* [Task directions] With pictures omitted, copy exactly the lines from the one containing "What data populates" through the end of the records below.

------------------------

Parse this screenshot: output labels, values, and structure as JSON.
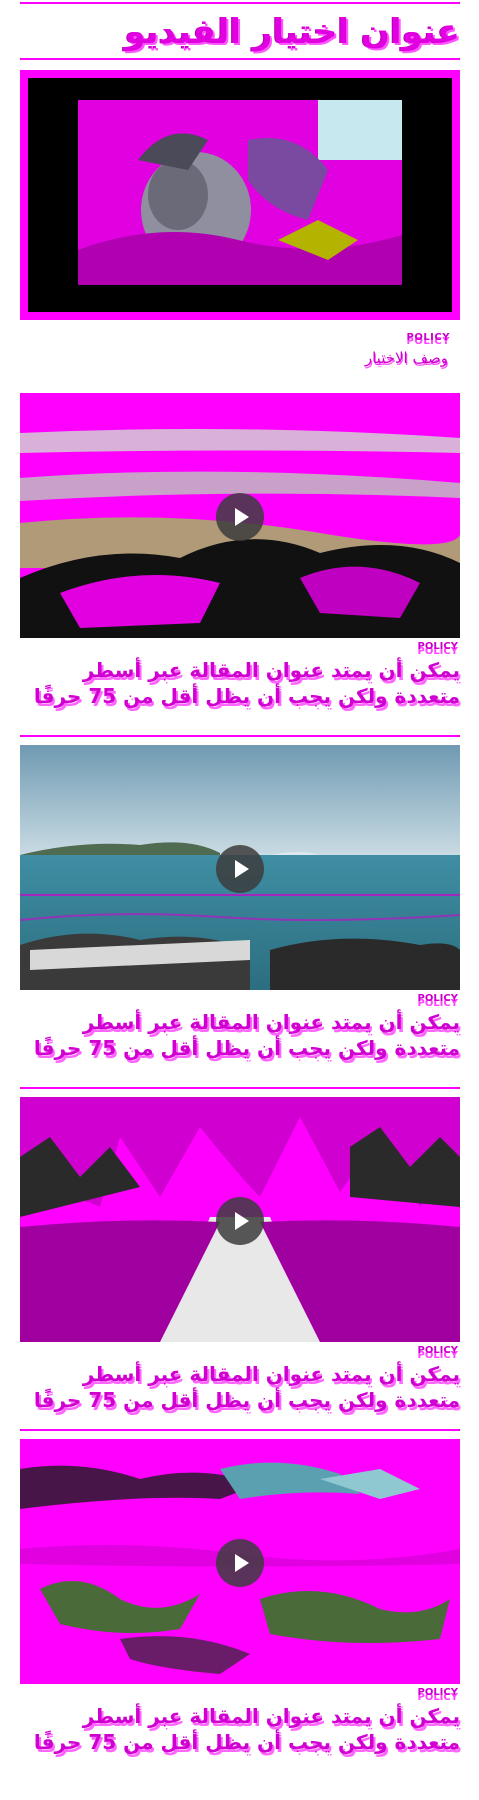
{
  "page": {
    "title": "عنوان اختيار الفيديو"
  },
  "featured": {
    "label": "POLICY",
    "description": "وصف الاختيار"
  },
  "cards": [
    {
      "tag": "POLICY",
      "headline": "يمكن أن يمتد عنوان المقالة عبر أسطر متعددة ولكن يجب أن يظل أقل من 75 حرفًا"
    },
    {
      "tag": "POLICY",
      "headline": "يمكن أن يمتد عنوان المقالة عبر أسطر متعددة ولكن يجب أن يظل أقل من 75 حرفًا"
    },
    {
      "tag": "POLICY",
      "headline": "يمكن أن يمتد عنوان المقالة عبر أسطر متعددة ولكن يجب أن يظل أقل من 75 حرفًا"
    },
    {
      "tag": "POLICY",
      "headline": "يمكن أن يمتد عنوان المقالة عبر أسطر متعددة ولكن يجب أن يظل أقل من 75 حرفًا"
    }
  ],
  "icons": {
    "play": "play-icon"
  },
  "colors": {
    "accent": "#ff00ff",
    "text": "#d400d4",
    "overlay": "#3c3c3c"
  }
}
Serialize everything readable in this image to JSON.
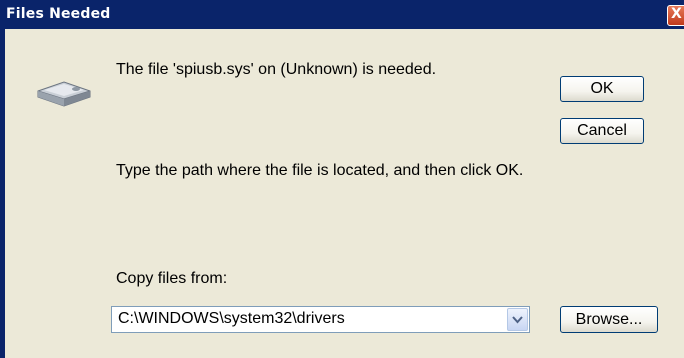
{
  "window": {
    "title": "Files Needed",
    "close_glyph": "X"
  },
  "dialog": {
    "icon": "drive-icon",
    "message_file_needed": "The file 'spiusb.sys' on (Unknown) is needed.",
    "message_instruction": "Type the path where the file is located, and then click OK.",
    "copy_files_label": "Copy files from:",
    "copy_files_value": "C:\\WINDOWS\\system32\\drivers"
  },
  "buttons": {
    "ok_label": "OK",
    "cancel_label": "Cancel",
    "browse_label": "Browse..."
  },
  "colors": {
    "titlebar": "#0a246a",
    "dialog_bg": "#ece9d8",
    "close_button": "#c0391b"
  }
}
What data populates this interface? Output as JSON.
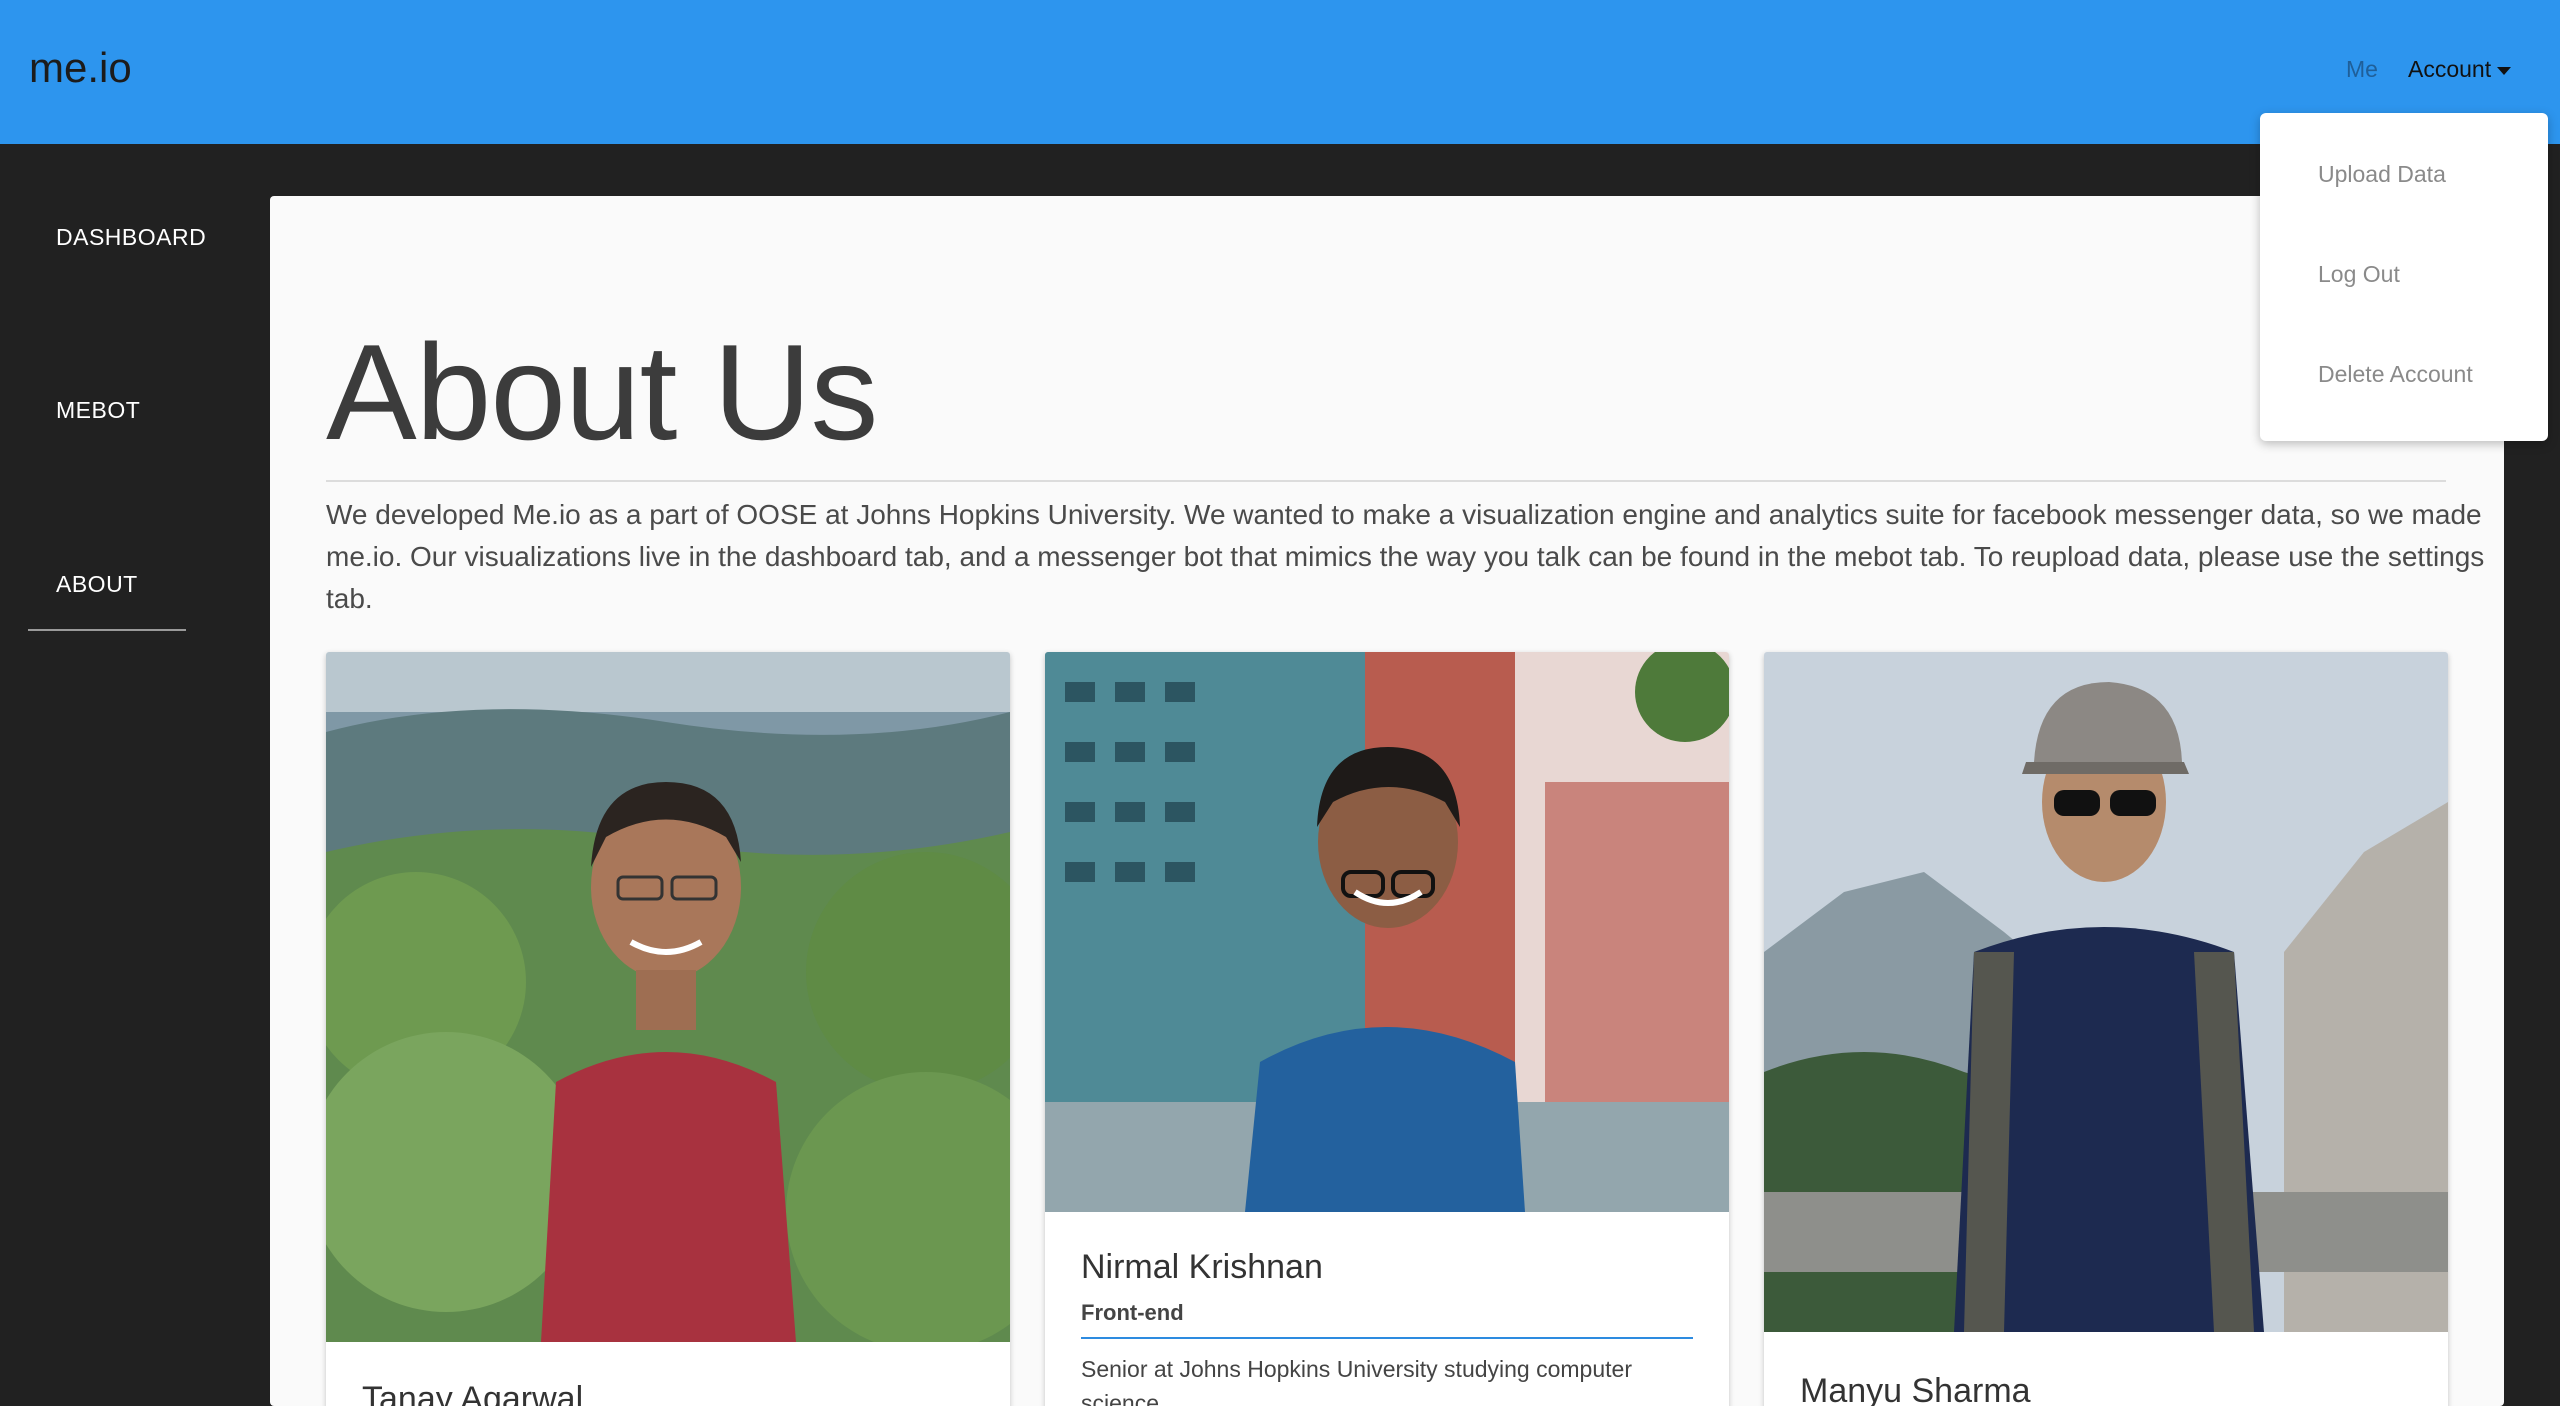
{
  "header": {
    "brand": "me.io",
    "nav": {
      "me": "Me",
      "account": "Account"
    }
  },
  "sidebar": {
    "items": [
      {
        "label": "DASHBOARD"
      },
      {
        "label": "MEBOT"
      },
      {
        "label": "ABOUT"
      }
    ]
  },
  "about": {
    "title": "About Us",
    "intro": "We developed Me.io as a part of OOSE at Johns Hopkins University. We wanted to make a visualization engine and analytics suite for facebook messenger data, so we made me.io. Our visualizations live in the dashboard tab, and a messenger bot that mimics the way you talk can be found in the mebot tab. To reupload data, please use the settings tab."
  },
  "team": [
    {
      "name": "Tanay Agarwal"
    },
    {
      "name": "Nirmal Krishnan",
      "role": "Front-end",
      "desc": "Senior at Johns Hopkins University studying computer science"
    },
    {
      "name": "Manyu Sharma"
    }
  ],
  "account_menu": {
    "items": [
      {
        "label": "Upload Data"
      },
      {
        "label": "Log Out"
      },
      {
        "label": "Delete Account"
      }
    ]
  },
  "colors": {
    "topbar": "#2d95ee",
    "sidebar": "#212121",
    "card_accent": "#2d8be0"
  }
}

------------------------

* [Task output]
What data populates this interface? Output as JSON.
{
  "header": {
    "brand": "me.io",
    "nav": {
      "me": "Me",
      "account": "Account"
    }
  },
  "sidebar": {
    "items": [
      {
        "label": "DASHBOARD"
      },
      {
        "label": "MEBOT"
      },
      {
        "label": "ABOUT"
      }
    ]
  },
  "about": {
    "title": "About Us",
    "intro": "We developed Me.io as a part of OOSE at Johns Hopkins University. We wanted to make a visualization engine and analytics suite for facebook messenger data, so we made me.io. Our visualizations live in the dashboard tab, and a messenger bot that mimics the way you talk can be found in the mebot tab. To reupload data, please use the settings tab."
  },
  "team": [
    {
      "name": "Tanay Agarwal"
    },
    {
      "name": "Nirmal Krishnan",
      "role": "Front-end",
      "desc": "Senior at Johns Hopkins University studying computer science"
    },
    {
      "name": "Manyu Sharma"
    }
  ],
  "account_menu": {
    "items": [
      {
        "label": "Upload Data"
      },
      {
        "label": "Log Out"
      },
      {
        "label": "Delete Account"
      }
    ]
  },
  "colors": {
    "topbar": "#2d95ee",
    "sidebar": "#212121",
    "card_accent": "#2d8be0"
  }
}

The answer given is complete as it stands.